— STUDY QUESTIONS —
[1] Copy the part of the Blast Works review that begins with the words containing "We’re just getting" and ends with "it falls short.".
[2] Name every video game title, other than Blast Works itself, that the Blast Works review mentions.

— PASSAGE —
★ ★ ★ ★ ★ ★ ★

Done Playing: Blast Works (Wii), Plus Revelations!

We’re just getting into this whole user-created content thing with titles like LittleBigPlanet and Spore so there’s bound to be a few surprises along the way. Blast Works: Build, Trade, Destroy — one of the first efforts and a generally overlooked release — sure surprised me with a user-created conflict of interest. While I’m all for homemade content, what am I supposed to do if I just don’t like the gameplay? Let me explain the basics first.

Like most other shooters you’re piloting a ship and forging through a deluge of enemies across an array of colorful and stylized worlds. The catch is that every enemy you shoot down can be caught and attached to your craft, giving you additional firepower and a layer of makeshift armor. It’s sorta like Katamari Damacy and R-Type mashed together. It’s funny at first and you can just start to see a strategic element building but it falls short.

As your airborne glob takes damage the junk you’ve collected starts flying off, spinning wildly and mingling on screen with identical ships that are attacking you. It becomes impossible to differentiate what you can and can’t grab hold of and when you do manage to snatch something it’s usually pointing in a useless direction, sending powerful attacks screaming right off the screen. The only other button in use allows you to suck in all the junk you’ve picked up to keep it from being blasted off, leaving you a slow-moving, underpowered target unable to pick up any more stuff. That’s as deep as the gameplay goes.

After a handful of stock Arcade stages with uninspired attack patterns and lame end bosses I thought maybe I was missing out on something. After all, the game’s tagline is “Build, Trade, Destroy” and I’d effectively jumped right to the Destroying part. It’d be like loading up LittleBigPlanet and totally ignoring the ability to create stuff. So I back tracked to the main menu and loaded up the Editor which somehow managed to be an even bigger disappointment than the game I’d already played through.

I won’t even try to explain it but I will point out how impossibly hard it is to create anything after pointing your arm at the screen for a few minutes. Fine tuning polygon placement with the Wii Remote was a tiring ordeal in MySims and it’s no easier here in Blast Works. You can use the D-pad and Nunchuk for traditional control but the interface itself turned me off all the same. Rest assured that should you decide to climb the Editor’s staggering learning curve you’ll need all the tutorial instructions you can get. These are conveniently located outside of the game, on your computer, on the internet, in PDF format.

Unable to create an online component through the Wii itself, Majesco has chosen to support the game’s community via BlastWorksDepot.com. Through an impressive Web 2.0 interface you can browse a huge library of user-created stages and ships, rate and comment on them, meet and greet other players, and queue content up for download. Then it’s back to the Wii for the actual download into the game and onto the console’s limited internal memory. It’s a disjointed process in this burgeoning age of in-game store fronts, but it works.

Seeing the latest creations come streaming in and perusing the huge catalog of content has been a revelation to me in more ways than one. First, this game that I really don’t like has a dedicated group of fans crafting content and uploading it on a daily basis months after the initial release. And second, it’s made me realize that user-created content can only go so far. The day will probably come when consumers have the tools to create an entire game of their own from scratch, but until then there has to be a defined core to build off of.

Just as there is no way to turn LittleBigPlanet into an MMORPG, there’s no way to extend Blast Works beyond its basic and gimmicky shooter gameplay. All the homemade bikini-girl ships and video game cameos can do nothing but change the look of a game that I already don’t care for. I do, however, respect Majesco’s work at building a community and those who have populated it with their own artistic creations. For this, Blast Works gets a recommendation. Everyone should at least try it, because if you do enjoy the gameplay there’s an immense community of like-minded gamers to meet and a chance to bring your own visions to life. Surely that makes Blast Works: Build, Trade, Destroy worth its rental price.

★ ★ ★ ★ ★ ★ ★

Stored data entries
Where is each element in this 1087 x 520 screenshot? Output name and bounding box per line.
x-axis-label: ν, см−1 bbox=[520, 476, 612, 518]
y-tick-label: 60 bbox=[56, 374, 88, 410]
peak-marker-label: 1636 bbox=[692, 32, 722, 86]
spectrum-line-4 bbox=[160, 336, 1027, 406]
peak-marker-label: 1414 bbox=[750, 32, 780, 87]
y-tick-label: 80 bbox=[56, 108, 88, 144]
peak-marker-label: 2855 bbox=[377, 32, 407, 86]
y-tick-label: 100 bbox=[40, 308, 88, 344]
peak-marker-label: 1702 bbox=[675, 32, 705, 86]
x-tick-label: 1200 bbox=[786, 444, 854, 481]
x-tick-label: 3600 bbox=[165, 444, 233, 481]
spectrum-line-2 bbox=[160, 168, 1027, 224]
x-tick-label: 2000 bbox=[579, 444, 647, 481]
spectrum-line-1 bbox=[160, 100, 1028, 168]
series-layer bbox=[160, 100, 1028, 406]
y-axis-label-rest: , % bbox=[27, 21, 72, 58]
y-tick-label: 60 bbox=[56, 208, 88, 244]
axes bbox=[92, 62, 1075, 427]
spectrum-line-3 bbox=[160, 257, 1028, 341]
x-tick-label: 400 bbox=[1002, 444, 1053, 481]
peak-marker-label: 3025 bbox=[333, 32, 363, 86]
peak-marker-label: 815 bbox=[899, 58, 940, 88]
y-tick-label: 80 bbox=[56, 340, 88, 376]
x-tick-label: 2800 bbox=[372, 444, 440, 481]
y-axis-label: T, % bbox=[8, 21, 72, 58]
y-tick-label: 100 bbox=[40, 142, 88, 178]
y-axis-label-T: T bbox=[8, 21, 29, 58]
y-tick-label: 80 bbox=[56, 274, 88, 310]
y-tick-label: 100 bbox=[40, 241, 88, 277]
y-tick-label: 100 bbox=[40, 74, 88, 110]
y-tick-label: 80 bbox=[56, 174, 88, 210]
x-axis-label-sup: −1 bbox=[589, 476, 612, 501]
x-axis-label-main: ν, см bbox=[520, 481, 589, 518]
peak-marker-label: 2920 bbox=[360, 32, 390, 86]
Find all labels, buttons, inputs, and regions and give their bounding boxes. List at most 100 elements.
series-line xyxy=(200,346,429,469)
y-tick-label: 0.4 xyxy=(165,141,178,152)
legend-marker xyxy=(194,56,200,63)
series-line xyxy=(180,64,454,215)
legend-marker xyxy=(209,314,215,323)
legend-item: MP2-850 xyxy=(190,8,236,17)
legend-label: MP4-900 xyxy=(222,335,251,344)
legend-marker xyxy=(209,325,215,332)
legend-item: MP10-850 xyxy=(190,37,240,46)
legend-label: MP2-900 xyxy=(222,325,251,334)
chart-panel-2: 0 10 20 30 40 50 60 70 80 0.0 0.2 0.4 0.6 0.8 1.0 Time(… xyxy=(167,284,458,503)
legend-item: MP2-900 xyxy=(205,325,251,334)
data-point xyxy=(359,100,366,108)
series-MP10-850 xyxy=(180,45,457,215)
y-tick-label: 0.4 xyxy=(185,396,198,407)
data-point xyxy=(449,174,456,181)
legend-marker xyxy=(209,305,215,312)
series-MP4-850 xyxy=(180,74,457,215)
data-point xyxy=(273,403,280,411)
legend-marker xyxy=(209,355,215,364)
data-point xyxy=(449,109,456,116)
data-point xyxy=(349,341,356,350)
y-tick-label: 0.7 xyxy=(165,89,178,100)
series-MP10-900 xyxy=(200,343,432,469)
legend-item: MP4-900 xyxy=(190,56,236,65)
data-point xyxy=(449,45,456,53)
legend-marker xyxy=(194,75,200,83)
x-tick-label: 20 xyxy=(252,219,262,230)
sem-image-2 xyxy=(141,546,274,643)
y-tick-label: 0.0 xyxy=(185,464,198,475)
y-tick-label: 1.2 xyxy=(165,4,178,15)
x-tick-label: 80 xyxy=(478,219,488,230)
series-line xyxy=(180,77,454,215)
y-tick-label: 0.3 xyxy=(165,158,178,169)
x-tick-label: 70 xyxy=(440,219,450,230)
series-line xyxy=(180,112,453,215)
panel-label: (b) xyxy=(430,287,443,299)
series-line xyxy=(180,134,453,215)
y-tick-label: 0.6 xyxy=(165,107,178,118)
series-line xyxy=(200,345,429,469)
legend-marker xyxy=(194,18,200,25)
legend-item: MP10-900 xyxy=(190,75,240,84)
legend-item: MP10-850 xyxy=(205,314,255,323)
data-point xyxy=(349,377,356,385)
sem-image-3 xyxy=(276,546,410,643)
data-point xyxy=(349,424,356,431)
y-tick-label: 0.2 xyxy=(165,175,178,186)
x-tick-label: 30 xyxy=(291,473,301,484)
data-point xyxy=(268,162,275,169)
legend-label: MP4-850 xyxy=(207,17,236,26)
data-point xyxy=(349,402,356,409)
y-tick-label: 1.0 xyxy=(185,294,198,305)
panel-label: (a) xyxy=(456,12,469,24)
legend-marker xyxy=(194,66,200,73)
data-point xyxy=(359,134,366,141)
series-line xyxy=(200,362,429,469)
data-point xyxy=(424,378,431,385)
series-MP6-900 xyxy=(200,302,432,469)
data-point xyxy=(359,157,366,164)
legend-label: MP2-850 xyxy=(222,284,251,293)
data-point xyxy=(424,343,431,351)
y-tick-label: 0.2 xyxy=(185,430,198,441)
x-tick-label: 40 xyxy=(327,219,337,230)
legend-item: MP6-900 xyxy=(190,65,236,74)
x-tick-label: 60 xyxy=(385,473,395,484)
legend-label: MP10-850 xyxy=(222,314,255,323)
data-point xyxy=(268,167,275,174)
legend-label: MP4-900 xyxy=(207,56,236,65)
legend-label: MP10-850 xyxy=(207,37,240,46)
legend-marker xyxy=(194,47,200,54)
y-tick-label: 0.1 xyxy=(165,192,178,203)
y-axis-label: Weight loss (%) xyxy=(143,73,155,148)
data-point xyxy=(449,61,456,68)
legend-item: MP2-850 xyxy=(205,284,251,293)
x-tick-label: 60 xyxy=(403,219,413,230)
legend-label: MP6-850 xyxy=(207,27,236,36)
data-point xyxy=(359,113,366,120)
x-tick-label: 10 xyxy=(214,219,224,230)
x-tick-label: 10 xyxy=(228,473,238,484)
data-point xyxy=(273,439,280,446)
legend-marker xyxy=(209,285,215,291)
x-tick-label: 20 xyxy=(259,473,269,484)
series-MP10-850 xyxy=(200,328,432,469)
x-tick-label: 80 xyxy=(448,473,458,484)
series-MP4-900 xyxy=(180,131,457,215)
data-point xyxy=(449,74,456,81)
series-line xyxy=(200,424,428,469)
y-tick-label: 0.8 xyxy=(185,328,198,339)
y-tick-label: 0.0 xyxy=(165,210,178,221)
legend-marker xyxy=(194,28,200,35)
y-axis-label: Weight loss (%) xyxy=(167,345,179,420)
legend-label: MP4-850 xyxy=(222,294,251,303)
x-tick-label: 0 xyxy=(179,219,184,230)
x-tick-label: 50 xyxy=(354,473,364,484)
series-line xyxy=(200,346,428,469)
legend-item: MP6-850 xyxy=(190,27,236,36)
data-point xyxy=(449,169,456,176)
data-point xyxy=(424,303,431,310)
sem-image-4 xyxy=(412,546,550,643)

★ ★ ★ ★ ★ ★ ★

— RESULTS OF THE TASKS —
[1]
We’re just getting into this whole user-created content thing with titles like LittleBigPlanet and Spore so there’s bound to be a few surprises along the way. Blast Works: Build, Trade, Destroy — one of the first efforts and a generally overlooked release — sure surprised me with a user-created conflict of interest. While I’m all for homemade content, what am I supposed to do if I just don’t like the gameplay? Let me explain the basics first.

Like most other shooters you’re piloting a ship and forging through a deluge of enemies across an array of colorful and stylized worlds. The catch is that every enemy you shoot down can be caught and attached to your craft, giving you additional firepower and a layer of makeshift armor. It’s sorta like Katamari Damacy and R-Type mashed together. It’s funny at first and you can just start to see a strategic element building but it falls short.

[2] LittleBigPlanet, Spore, Katamari Damacy, R-Type, MySims